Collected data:
####################
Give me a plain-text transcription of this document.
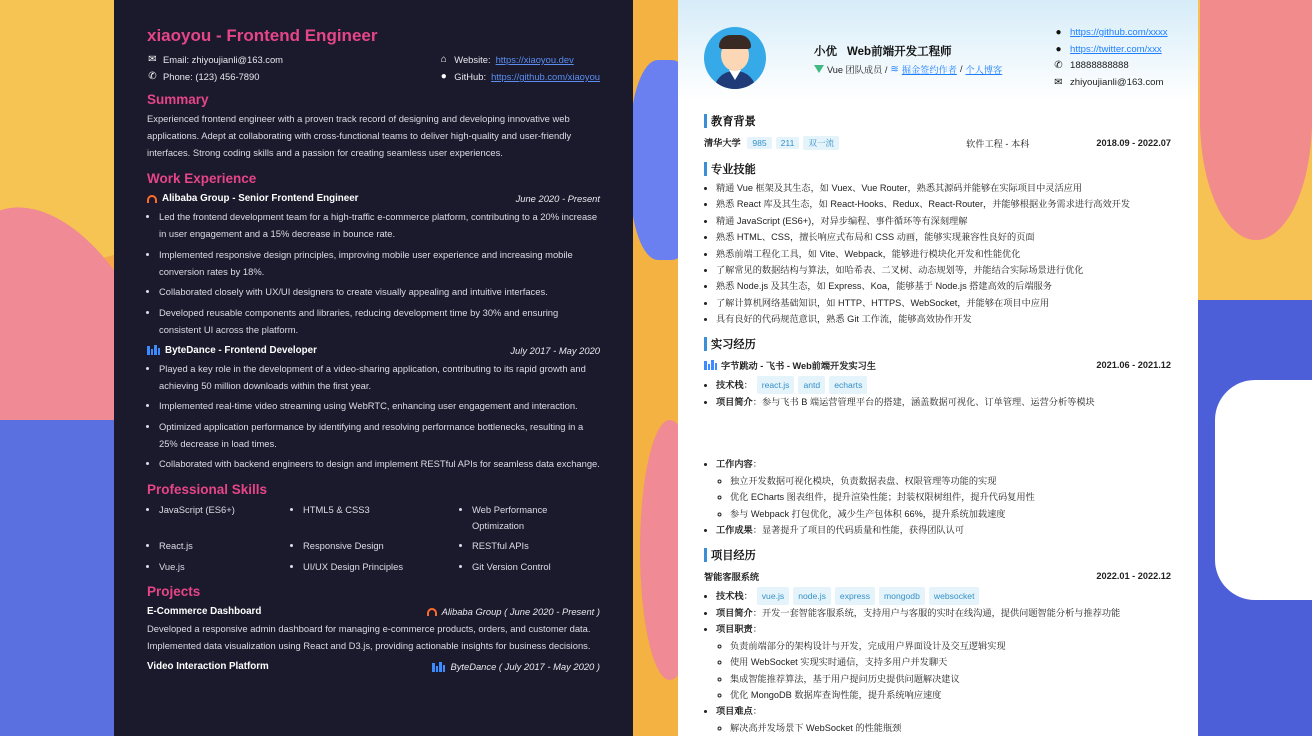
xiaoyou - Frontend Engineer
✉ Email: zhiyoujianli@163.com
✆ Phone: (123) 456-7890
⌂ Website: https://xiaoyou.dev
● GitHub: https://github.com/xiaoyou
Summary
Experienced frontend engineer with a proven track record of designing and developing innovative web applications. Adept at collaborating with cross-functional teams to deliver high-quality and user-friendly interfaces. Strong coding skills and a passion for creating seamless user experiences.
Work Experience
Alibaba Group - Senior Frontend Engineer	June 2020 - Present
• Led the frontend development team for a high-traffic e-commerce platform, contributing to a 20% increase in user engagement and a 15% decrease in bounce rate.
• Implemented responsive design principles, improving mobile user experience and increasing mobile conversion rates by 18%.
• Collaborated closely with UX/UI designers to create visually appealing and intuitive interfaces.
• Developed reusable components and libraries, reducing development time by 30% and ensuring consistent UI across the platform.
ByteDance - Frontend Developer	July 2017 - May 2020
• Played a key role in the development of a video-sharing application, contributing to its rapid growth and achieving 50 million downloads within the first year.
• Implemented real-time video streaming using WebRTC, enhancing user engagement and interaction.
• Optimized application performance by identifying and resolving performance bottlenecks, resulting in a 25% decrease in load times.
• Collaborated with backend engineers to design and implement RESTful APIs for seamless data exchange.
Professional Skills
• JavaScript (ES6+)	• HTML5 & CSS3	• Web Performance Optimization
• React.js	• Responsive Design	• RESTful APIs
• Vue.js	• UI/UX Design Principles	• Git Version Control
Projects
E-Commerce Dashboard	Alibaba Group ( June 2020 - Present )
Developed a responsive admin dashboard for managing e-commerce products, orders, and customer data. Implemented data visualization using React and D3.js, providing actionable insights for business decisions.
Video Interaction Platform	ByteDance ( July 2017 - May 2020 )
小优 Web前端开发工程师
Vue 团队成员 / ≋ 掘金签约作者 / 个人博客
● https://github.com/xxxx
● https://twitter.com/xxx
✆ 18888888888
✉ zhiyoujianli@163.com
教育背景
清华大学 985 211 双一流	软件工程 - 本科	2018.09 - 2022.07
专业技能
• 精通 Vue 框架及其生态，如 Vuex、Vue Router，熟悉其源码并能够在实际项目中灵活应用
• 熟悉 React 库及其生态，如 React-Hooks、Redux、React-Router，并能够根据业务需求进行高效开发
• 精通 JavaScript (ES6+)，对异步编程、事件循环等有深刻理解
• 熟悉 HTML、CSS，擅长响应式布局和 CSS 动画，能够实现兼容性良好的页面
• 熟悉前端工程化工具，如 Vite、Webpack，能够进行模块化开发和性能优化
• 了解常见的数据结构与算法，如哈希表、二叉树、动态规划等，并能结合实际场景进行优化
• 熟悉 Node.js 及其生态，如 Express、Koa，能够基于 Node.js 搭建高效的后端服务
• 了解计算机网络基础知识，如 HTTP、HTTPS、WebSocket，并能够在项目中应用
• 具有良好的代码规范意识，熟悉 Git 工作流，能够高效协作开发
实习经历
字节跳动 - 飞书 - Web前端开发实习生	2021.06 - 2021.12
• 技术栈： react.js antd echarts
• 项目简介：参与飞书 B 端运营管理平台的搭建，涵盖数据可视化、订单管理、运营分析等模块
• 工作内容：
◦ 独立开发数据可视化模块，负责数据表盘、权限管理等功能的实现
◦ 优化 ECharts 图表组件，提升渲染性能；封装权限树组件，提升代码复用性
◦ 参与 Webpack 打包优化，减少生产包体积 66%，提升系统加载速度
• 工作成果：显著提升了项目的代码质量和性能，获得团队认可
项目经历
智能客服系统	2022.01 - 2022.12
• 技术栈： vue.js node.js express mongodb websocket
• 项目简介：开发一套智能客服系统，支持用户与客服的实时在线沟通，提供问题智能分析与推荐功能
• 项目职责：
◦ 负责前端部分的架构设计与开发，完成用户界面设计及交互逻辑实现
◦ 使用 WebSocket 实现实时通信，支持多用户并发聊天
◦ 集成智能推荐算法，基于用户提问历史提供问题解决建议
◦ 优化 MongoDB 数据库查询性能，提升系统响应速度
• 项目难点：
◦ 解决高并发场景下 WebSocket 的性能瓶颈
####################
__Challenge__:
Search the entries for the word "Implemented", then gather every line that has it.

__Result of this exercise__:
• Implemented responsive design principles, improving mobile user experience and increasing mobile conversion rates by 18%.
• Implemented real-time video streaming using WebRTC, enhancing user engagement and interaction.
Developed a responsive admin dashboard for managing e-commerce products, orders, and customer data. Implemented data visualization using React and D3.js, providing actionable insights for business decisions.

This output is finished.